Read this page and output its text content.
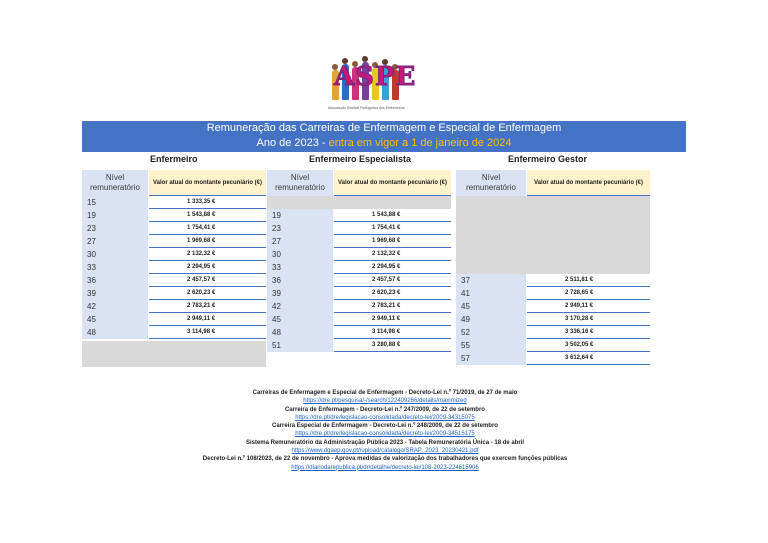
ASPE
Associação Sindical Portuguesa dos Enfermeiros
Remuneração das Carreiras de Enfermagem e Especial de Enfermagem
Ano de 2023 - entra em vigor a 1 de janeiro de 2024
Enfermeiro	Enfermeiro Especialista	Enfermeiro Gestor
Nível remuneratório
Valor atual do montante pecuniário (€)
Nível remuneratório
Valor atual do montante pecuniário (€)
Nível remuneratório
Valor atual do montante pecuniário (€)
15	1 333,35 €
19	1 543,88 €
23	1 754,41 €
27	1 969,68 €
30	2 132,32 €
33	2 294,95 €
36	2 457,57 €
39	2 620,23 €
42	2 783,21 €
45	2 949,11 €
48	3 114,98 €
19	1 543,88 €
23	1 754,41 €
27	1 969,68 €
30	2 132,32 €
33	2 294,95 €
36	2 457,57 €
39	2 620,23 €
42	2 783,21 €
45	2 949,11 €
48	3 114,98 €
51	3 280,88 €
37	2 511,81 €
41	2 728,65 €
45	2 949,11 €
49	3 170,28 €
52	3 336,16 €
55	3 502,05 €
57	3 612,64 €
Carreiras de Enfermagem e Especial de Enfermagem - Decreto-Lei n.º 71/2019, de 27 de maio
https://dre.pt/pesquisa/-/search/122409266/details/maximized
Carreira de Enfermagem - Decreto-Lei n.º 247/2009, de 22 de setembro
https://dre.pt/dre/legislacao-consolidada/decreto-lei/2009-34315075
Carreira Especial de Enfermagem - Decreto-Lei n.º 248/2009, de 22 de setembro
https://dre.pt/dre/legislacao-consolidada/decreto-lei/2009-34515175
Sistema Remuneratório da Administração Pública 2023 - Tabela Remuneratória Única - 18 de abril
https://www.dgaep.gov.pt//upload/catalogo/SRAP_2023_20230421.pdf
Decreto-Lei n.º 108/2023, de 22 de novembro - Aprova medidas de valorização dos trabalhadores que exercem funções públicas
https://diariodarepublica.pt/dr/detalhe/decreto-lei/108-2023-224615906
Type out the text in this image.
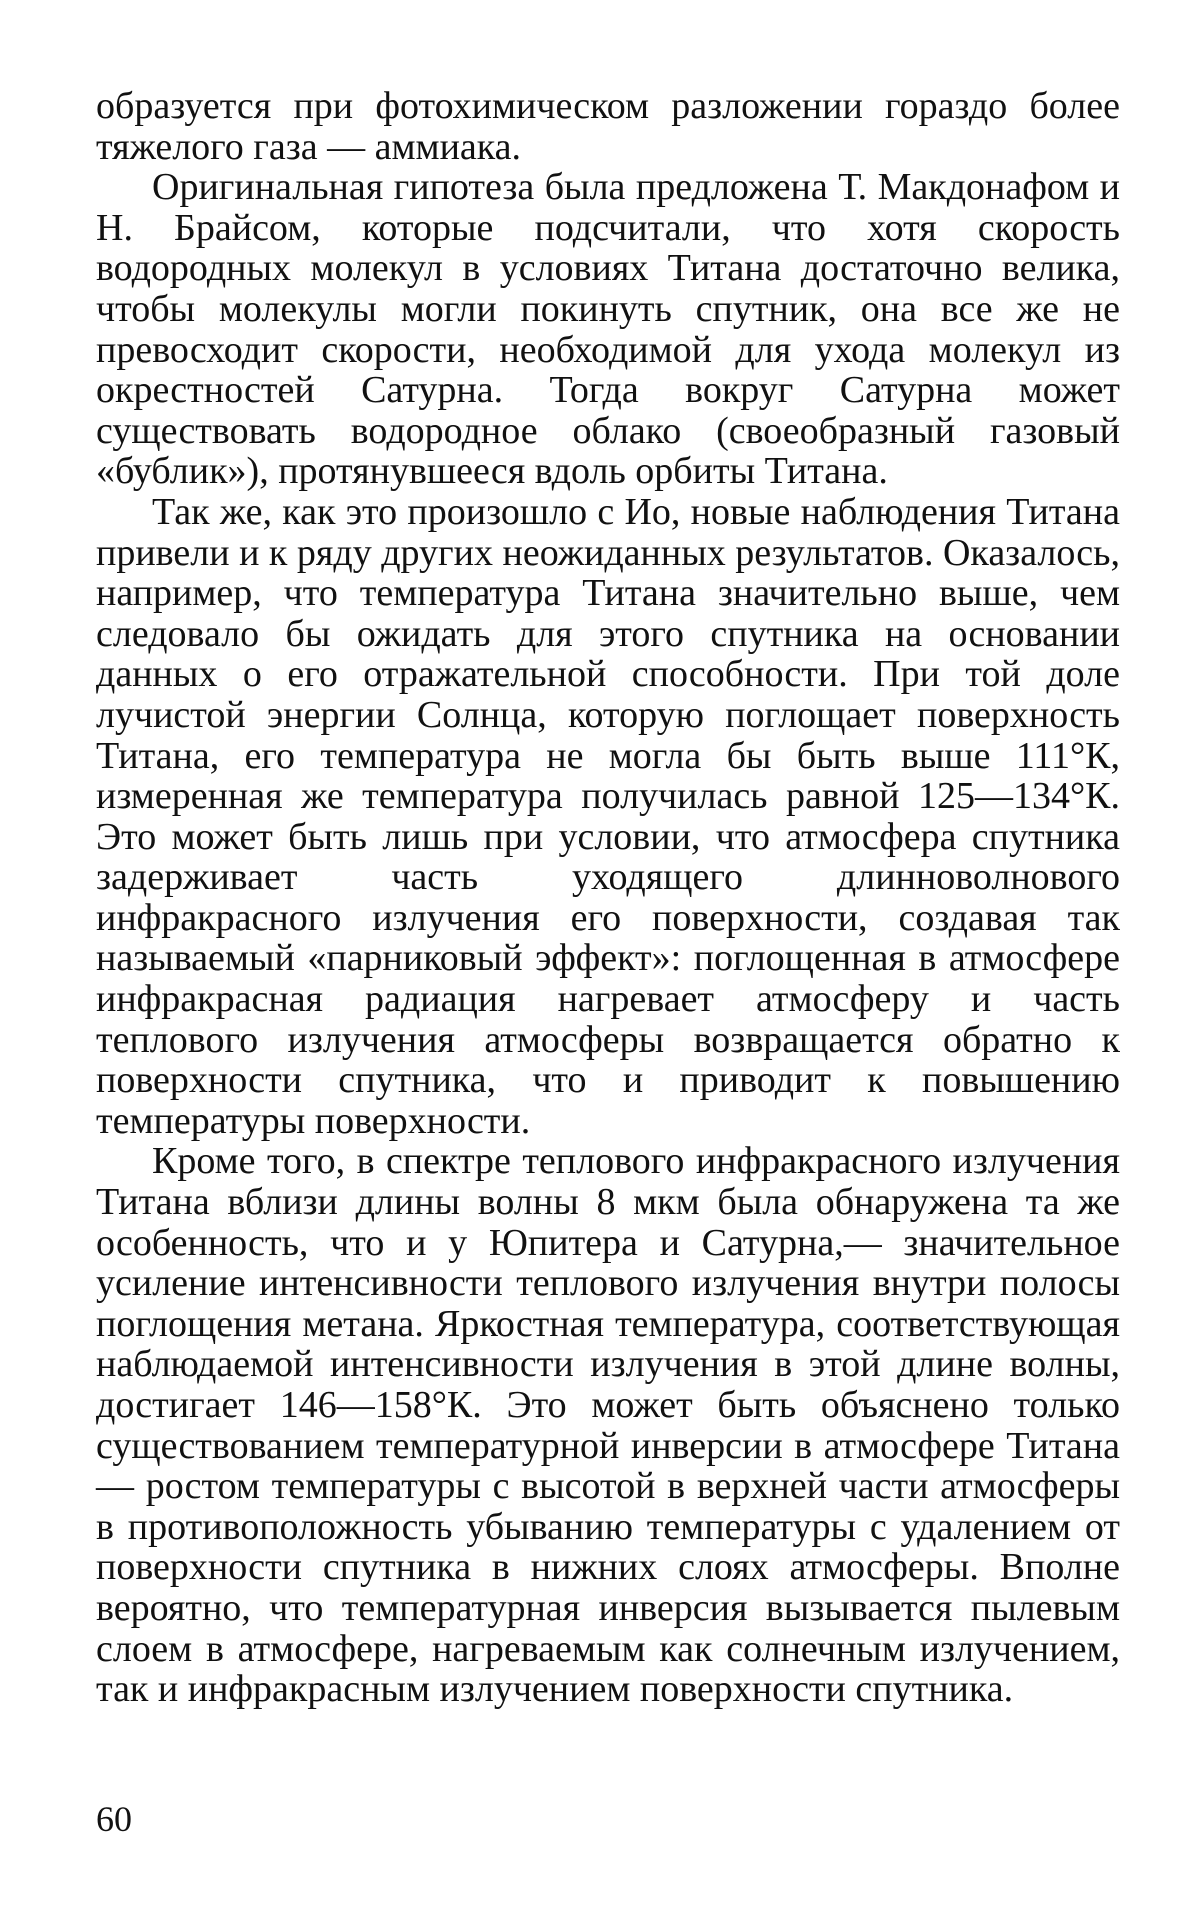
образуется при фотохимическом разложении гораздо более тяжелого газа — аммиака.

Оригинальная гипотеза была предложена Т. Макдонафом и Н. Брайсом, которые подсчитали, что хотя скорость водородных молекул в условиях Титана достаточно велика, чтобы молекулы могли покинуть спутник, она все же не превосходит скорости, необходимой для ухода молекул из окрестностей Сатурна. Тогда вокруг Сатурна может существовать водородное облако (своеобразный газовый «бублик»), протянувшееся вдоль орбиты Титана.

Так же, как это произошло с Ио, новые наблюдения Титана привели и к ряду других неожиданных результатов. Оказалось, например, что температура Титана значительно выше, чем следовало бы ожидать для этого спутника на основании данных о его отражательной способности. При той доле лучистой энергии Солнца, которую поглощает поверхность Титана, его температура не могла бы быть выше 111°К, измеренная же температура получилась равной 125—134°К. Это может быть лишь при условии, что атмосфера спутника задерживает часть уходящего длинноволнового инфракрасного излучения его поверхности, создавая так называемый «парниковый эффект»: поглощенная в атмосфере инфракрасная радиация нагревает атмосферу и часть теплового излучения атмосферы возвращается обратно к поверхности спутника, что и приводит к повышению температуры поверхности.

Кроме того, в спектре теплового инфракрасного излучения Титана вблизи длины волны 8 мкм была обнаружена та же особенность, что и у Юпитера и Сатурна,— значительное усиление интенсивности теплового излучения внутри полосы поглощения метана. Яркостная температура, соответствующая наблюдаемой интенсивности излучения в этой длине волны, достигает 146—158°К. Это может быть объяснено только существованием температурной инверсии в атмосфере Титана — ростом температуры с высотой в верхней части атмосферы в противоположность убыванию температуры с удалением от поверхности спутника в нижних слоях атмосферы. Вполне вероятно, что температурная инверсия вызывается пылевым слоем в атмосфере, нагреваемым как солнечным излучением, так и инфракрасным излучением поверхности спутника.

60
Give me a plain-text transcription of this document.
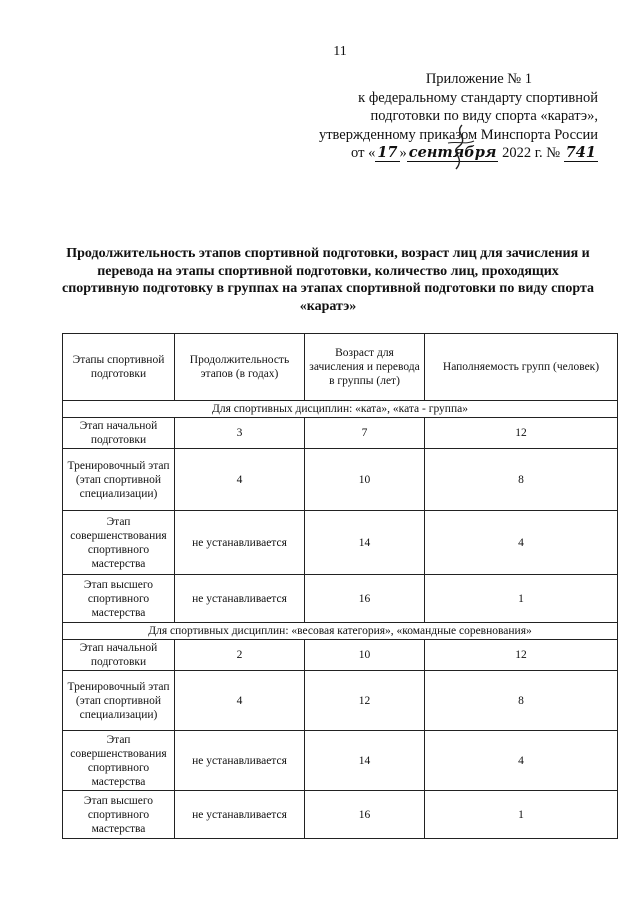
11
Приложение № 1
к федеральному стандарту спортивной
подготовки по виду спорта «каратэ»,
утвержденному приказом Минспорта России
от « 17 » сентября 2022 г. № 741
Продолжительность этапов спортивной подготовки, возраст лиц для зачисления и перевода на этапы спортивной подготовки, количество лиц, проходящих спортивную подготовку в группах на этапах спортивной подготовки по виду спорта «каратэ»
Этапы спортивной подготовки	Продолжительность этапов (в годах)	Возраст для зачисления и перевода в группы (лет)	Наполняемость групп (человек)
Для спортивных дисциплин: «ката», «ката - группа»			
Этап начальной подготовки	3	7	12
Тренировочный этап (этап спортивной специализации)	4	10	8
Этап совершенствования спортивного мастерства	не устанавливается	14	4
Этап высшего спортивного мастерства	не устанавливается	16	1
Для спортивных дисциплин: «весовая категория», «командные соревнования»			
Этап начальной подготовки	2	10	12
Тренировочный этап (этап спортивной специализации)	4	12	8
Этап совершенствования спортивного мастерства	не устанавливается	14	4
Этап высшего спортивного мастерства	не устанавливается	16	1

┄┄┄┄┄┄

## Stated goal
Tally how many lines of the data include the word "виду". Write the number and nothing else.

## Complete output
2